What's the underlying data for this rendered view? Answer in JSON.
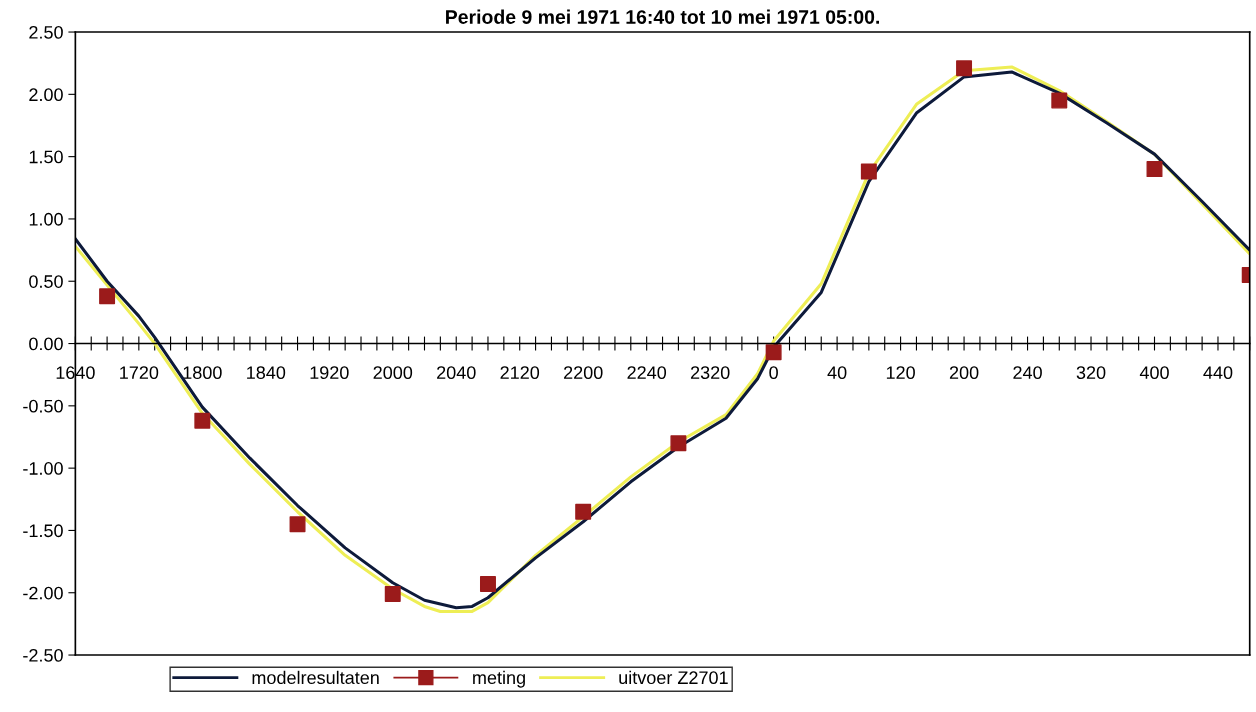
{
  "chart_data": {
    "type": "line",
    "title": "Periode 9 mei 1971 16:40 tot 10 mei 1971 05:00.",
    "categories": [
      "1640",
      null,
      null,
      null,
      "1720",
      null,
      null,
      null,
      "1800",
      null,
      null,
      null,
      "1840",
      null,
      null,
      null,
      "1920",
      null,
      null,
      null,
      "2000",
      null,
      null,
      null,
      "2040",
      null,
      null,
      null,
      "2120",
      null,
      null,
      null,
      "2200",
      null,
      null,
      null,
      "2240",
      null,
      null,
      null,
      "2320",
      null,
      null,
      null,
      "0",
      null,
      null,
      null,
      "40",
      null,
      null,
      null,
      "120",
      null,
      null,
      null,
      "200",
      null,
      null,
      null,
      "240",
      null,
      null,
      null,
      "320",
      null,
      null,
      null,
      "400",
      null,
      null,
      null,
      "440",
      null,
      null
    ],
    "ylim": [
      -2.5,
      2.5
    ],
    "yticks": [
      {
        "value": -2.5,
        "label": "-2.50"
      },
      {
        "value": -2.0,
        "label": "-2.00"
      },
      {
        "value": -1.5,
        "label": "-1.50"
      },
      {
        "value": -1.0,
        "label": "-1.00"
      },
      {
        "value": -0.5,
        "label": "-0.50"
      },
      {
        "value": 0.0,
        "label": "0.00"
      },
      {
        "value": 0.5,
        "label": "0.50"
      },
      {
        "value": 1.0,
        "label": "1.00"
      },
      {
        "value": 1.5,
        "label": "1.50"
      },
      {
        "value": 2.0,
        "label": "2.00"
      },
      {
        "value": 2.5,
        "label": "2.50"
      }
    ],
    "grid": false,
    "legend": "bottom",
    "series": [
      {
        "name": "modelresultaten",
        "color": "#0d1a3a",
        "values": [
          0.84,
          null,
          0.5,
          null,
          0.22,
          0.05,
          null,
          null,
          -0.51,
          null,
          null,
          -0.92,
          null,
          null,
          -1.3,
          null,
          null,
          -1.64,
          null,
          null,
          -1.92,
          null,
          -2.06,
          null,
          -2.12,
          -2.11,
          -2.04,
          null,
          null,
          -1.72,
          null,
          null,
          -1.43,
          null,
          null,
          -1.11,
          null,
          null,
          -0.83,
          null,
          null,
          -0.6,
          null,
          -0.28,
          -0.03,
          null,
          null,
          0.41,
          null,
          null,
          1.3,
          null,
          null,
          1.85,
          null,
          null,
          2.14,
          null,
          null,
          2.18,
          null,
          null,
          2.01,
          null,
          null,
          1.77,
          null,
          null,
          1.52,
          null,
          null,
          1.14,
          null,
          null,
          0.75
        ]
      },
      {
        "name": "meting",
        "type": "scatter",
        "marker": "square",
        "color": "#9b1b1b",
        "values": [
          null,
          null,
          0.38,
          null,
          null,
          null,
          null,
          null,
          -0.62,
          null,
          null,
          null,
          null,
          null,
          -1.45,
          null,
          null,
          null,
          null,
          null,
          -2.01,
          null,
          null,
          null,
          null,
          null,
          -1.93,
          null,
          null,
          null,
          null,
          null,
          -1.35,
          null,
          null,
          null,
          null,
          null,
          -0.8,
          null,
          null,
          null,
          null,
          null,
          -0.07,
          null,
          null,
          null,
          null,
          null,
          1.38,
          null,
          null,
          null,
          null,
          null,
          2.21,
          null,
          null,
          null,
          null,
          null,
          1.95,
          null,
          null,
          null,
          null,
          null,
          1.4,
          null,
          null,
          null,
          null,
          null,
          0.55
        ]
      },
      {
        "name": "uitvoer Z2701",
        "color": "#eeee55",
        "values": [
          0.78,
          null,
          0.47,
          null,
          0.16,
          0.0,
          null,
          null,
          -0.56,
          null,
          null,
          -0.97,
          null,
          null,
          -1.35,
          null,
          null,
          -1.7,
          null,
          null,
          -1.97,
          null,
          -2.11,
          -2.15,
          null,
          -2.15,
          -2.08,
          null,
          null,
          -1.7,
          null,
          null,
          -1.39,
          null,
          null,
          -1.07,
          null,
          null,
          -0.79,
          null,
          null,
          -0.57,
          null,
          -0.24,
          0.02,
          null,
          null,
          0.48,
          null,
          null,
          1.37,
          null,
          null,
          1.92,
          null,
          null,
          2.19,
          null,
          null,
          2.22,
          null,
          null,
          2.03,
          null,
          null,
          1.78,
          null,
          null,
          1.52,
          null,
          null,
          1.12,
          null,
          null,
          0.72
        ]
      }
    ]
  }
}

== == ==

— Work to be completed —
Repeat each entry exactly as given; no pictures belong in the copy.

— Task answer —
What's the underlying data for this rendered view? Answer in JSON.
{
  "chart_data": {
    "type": "line",
    "title": "Periode 9 mei 1971 16:40 tot 10 mei 1971 05:00.",
    "categories": [
      "1640",
      null,
      null,
      null,
      "1720",
      null,
      null,
      null,
      "1800",
      null,
      null,
      null,
      "1840",
      null,
      null,
      null,
      "1920",
      null,
      null,
      null,
      "2000",
      null,
      null,
      null,
      "2040",
      null,
      null,
      null,
      "2120",
      null,
      null,
      null,
      "2200",
      null,
      null,
      null,
      "2240",
      null,
      null,
      null,
      "2320",
      null,
      null,
      null,
      "0",
      null,
      null,
      null,
      "40",
      null,
      null,
      null,
      "120",
      null,
      null,
      null,
      "200",
      null,
      null,
      null,
      "240",
      null,
      null,
      null,
      "320",
      null,
      null,
      null,
      "400",
      null,
      null,
      null,
      "440",
      null,
      null
    ],
    "ylim": [
      -2.5,
      2.5
    ],
    "yticks": [
      {
        "value": -2.5,
        "label": "-2.50"
      },
      {
        "value": -2.0,
        "label": "-2.00"
      },
      {
        "value": -1.5,
        "label": "-1.50"
      },
      {
        "value": -1.0,
        "label": "-1.00"
      },
      {
        "value": -0.5,
        "label": "-0.50"
      },
      {
        "value": 0.0,
        "label": "0.00"
      },
      {
        "value": 0.5,
        "label": "0.50"
      },
      {
        "value": 1.0,
        "label": "1.00"
      },
      {
        "value": 1.5,
        "label": "1.50"
      },
      {
        "value": 2.0,
        "label": "2.00"
      },
      {
        "value": 2.5,
        "label": "2.50"
      }
    ],
    "grid": false,
    "legend": "bottom",
    "series": [
      {
        "name": "modelresultaten",
        "color": "#0d1a3a",
        "values": [
          0.84,
          null,
          0.5,
          null,
          0.22,
          0.05,
          null,
          null,
          -0.51,
          null,
          null,
          -0.92,
          null,
          null,
          -1.3,
          null,
          null,
          -1.64,
          null,
          null,
          -1.92,
          null,
          -2.06,
          null,
          -2.12,
          -2.11,
          -2.04,
          null,
          null,
          -1.72,
          null,
          null,
          -1.43,
          null,
          null,
          -1.11,
          null,
          null,
          -0.83,
          null,
          null,
          -0.6,
          null,
          -0.28,
          -0.03,
          null,
          null,
          0.41,
          null,
          null,
          1.3,
          null,
          null,
          1.85,
          null,
          null,
          2.14,
          null,
          null,
          2.18,
          null,
          null,
          2.01,
          null,
          null,
          1.77,
          null,
          null,
          1.52,
          null,
          null,
          1.14,
          null,
          null,
          0.75
        ]
      },
      {
        "name": "meting",
        "type": "scatter",
        "marker": "square",
        "color": "#9b1b1b",
        "values": [
          null,
          null,
          0.38,
          null,
          null,
          null,
          null,
          null,
          -0.62,
          null,
          null,
          null,
          null,
          null,
          -1.45,
          null,
          null,
          null,
          null,
          null,
          -2.01,
          null,
          null,
          null,
          null,
          null,
          -1.93,
          null,
          null,
          null,
          null,
          null,
          -1.35,
          null,
          null,
          null,
          null,
          null,
          -0.8,
          null,
          null,
          null,
          null,
          null,
          -0.07,
          null,
          null,
          null,
          null,
          null,
          1.38,
          null,
          null,
          null,
          null,
          null,
          2.21,
          null,
          null,
          null,
          null,
          null,
          1.95,
          null,
          null,
          null,
          null,
          null,
          1.4,
          null,
          null,
          null,
          null,
          null,
          0.55
        ]
      },
      {
        "name": "uitvoer Z2701",
        "color": "#eeee55",
        "values": [
          0.78,
          null,
          0.47,
          null,
          0.16,
          0.0,
          null,
          null,
          -0.56,
          null,
          null,
          -0.97,
          null,
          null,
          -1.35,
          null,
          null,
          -1.7,
          null,
          null,
          -1.97,
          null,
          -2.11,
          -2.15,
          null,
          -2.15,
          -2.08,
          null,
          null,
          -1.7,
          null,
          null,
          -1.39,
          null,
          null,
          -1.07,
          null,
          null,
          -0.79,
          null,
          null,
          -0.57,
          null,
          -0.24,
          0.02,
          null,
          null,
          0.48,
          null,
          null,
          1.37,
          null,
          null,
          1.92,
          null,
          null,
          2.19,
          null,
          null,
          2.22,
          null,
          null,
          2.03,
          null,
          null,
          1.78,
          null,
          null,
          1.52,
          null,
          null,
          1.12,
          null,
          null,
          0.72
        ]
      }
    ]
  }
}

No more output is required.